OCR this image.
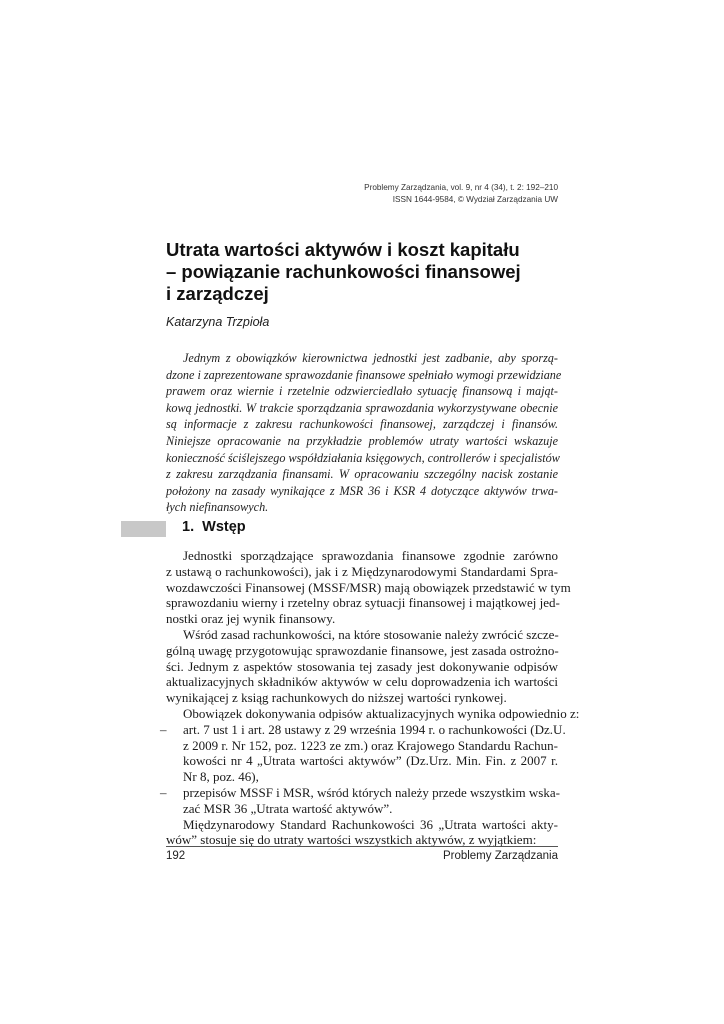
Problemy Zarządzania, vol. 9, nr 4 (34), t. 2: 192–210
ISSN 1644-9584, © Wydział Zarządzania UW
Utrata wartości aktywów i koszt kapitału
– powiązanie rachunkowości finansowej
i zarządczej
Katarzyna Trzpioła
Jednym z obowiązków kierownictwa jednostki jest zadbanie, aby sporzą-
dzone i zaprezentowane sprawozdanie finansowe spełniało wymogi przewidziane
prawem oraz wiernie i rzetelnie odzwierciedlało sytuację finansową i mająt-
kową jednostki. W trakcie sporządzania sprawozdania wykorzystywane obecnie
są informacje z zakresu rachunkowości finansowej, zarządczej i finansów.
Niniejsze opracowanie na przykładzie problemów utraty wartości wskazuje
konieczność ściślejszego współdziałania księgowych, controllerów i specjalistów
z zakresu zarządzania finansami. W opracowaniu szczególny nacisk zostanie
położony na zasady wynikające z MSR 36 i KSR 4 dotyczące aktywów trwa-
łych niefinansowych.
1. Wstęp
Jednostki sporządzające sprawozdania finansowe zgodnie zarówno
z ustawą o rachunkowości), jak i z Międzynarodowymi Standardami Spra-
wozdawczości Finansowej (MSSF/MSR) mają obowiązek przedstawić w tym
sprawozdaniu wierny i rzetelny obraz sytuacji finansowej i majątkowej jed-
nostki oraz jej wynik finansowy.
Wśród zasad rachunkowości, na które stosowanie należy zwrócić szcze-
gólną uwagę przygotowując sprawozdanie finansowe, jest zasada ostrożno-
ści. Jednym z aspektów stosowania tej zasady jest dokonywanie odpisów
aktualizacyjnych składników aktywów w celu doprowadzenia ich wartości
wynikającej z ksiąg rachunkowych do niższej wartości rynkowej.
Obowiązek dokonywania odpisów aktualizacyjnych wynika odpowiednio z:
– art. 7 ust 1 i art. 28 ustawy z 29 września 1994 r. o rachunkowości (Dz.U.
z 2009 r. Nr 152, poz. 1223 ze zm.) oraz Krajowego Standardu Rachun-
kowości nr 4 „Utrata wartości aktywów” (Dz.Urz. Min. Fin. z 2007 r.
Nr 8, poz. 46),
– przepisów MSSF i MSR, wśród których należy przede wszystkim wska-
zać MSR 36 „Utrata wartość aktywów”.
Międzynarodowy Standard Rachunkowości 36 „Utrata wartości akty-
wów” stosuje się do utraty wartości wszystkich aktywów, z wyjątkiem:
192	Problemy Zarządzania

▶ **PROMPT**
Pictures are to be left out; the records above must be repeated word for word.

▶ **TASK SOLUTION**
OCR this image.
Problemy Zarządzania, vol. 9, nr 4 (34), t. 2: 192–210
ISSN 1644-9584, © Wydział Zarządzania UW
Utrata wartości aktywów i koszt kapitału
– powiązanie rachunkowości finansowej
i zarządczej
Katarzyna Trzpioła
Jednym z obowiązków kierownictwa jednostki jest zadbanie, aby sporzą-
dzone i zaprezentowane sprawozdanie finansowe spełniało wymogi przewidziane
prawem oraz wiernie i rzetelnie odzwierciedlało sytuację finansową i mająt-
kową jednostki. W trakcie sporządzania sprawozdania wykorzystywane obecnie
są informacje z zakresu rachunkowości finansowej, zarządczej i finansów.
Niniejsze opracowanie na przykładzie problemów utraty wartości wskazuje
konieczność ściślejszego współdziałania księgowych, controllerów i specjalistów
z zakresu zarządzania finansami. W opracowaniu szczególny nacisk zostanie
położony na zasady wynikające z MSR 36 i KSR 4 dotyczące aktywów trwa-
łych niefinansowych.
1. Wstęp
Jednostki sporządzające sprawozdania finansowe zgodnie zarówno
z ustawą o rachunkowości), jak i z Międzynarodowymi Standardami Spra-
wozdawczości Finansowej (MSSF/MSR) mają obowiązek przedstawić w tym
sprawozdaniu wierny i rzetelny obraz sytuacji finansowej i majątkowej jed-
nostki oraz jej wynik finansowy.
Wśród zasad rachunkowości, na które stosowanie należy zwrócić szcze-
gólną uwagę przygotowując sprawozdanie finansowe, jest zasada ostrożno-
ści. Jednym z aspektów stosowania tej zasady jest dokonywanie odpisów
aktualizacyjnych składników aktywów w celu doprowadzenia ich wartości
wynikającej z ksiąg rachunkowych do niższej wartości rynkowej.
Obowiązek dokonywania odpisów aktualizacyjnych wynika odpowiednio z:
– art. 7 ust 1 i art. 28 ustawy z 29 września 1994 r. o rachunkowości (Dz.U.
z 2009 r. Nr 152, poz. 1223 ze zm.) oraz Krajowego Standardu Rachun-
kowości nr 4 „Utrata wartości aktywów” (Dz.Urz. Min. Fin. z 2007 r.
Nr 8, poz. 46),
– przepisów MSSF i MSR, wśród których należy przede wszystkim wska-
zać MSR 36 „Utrata wartość aktywów”.
Międzynarodowy Standard Rachunkowości 36 „Utrata wartości akty-
wów” stosuje się do utraty wartości wszystkich aktywów, z wyjątkiem:
192	Problemy Zarządzania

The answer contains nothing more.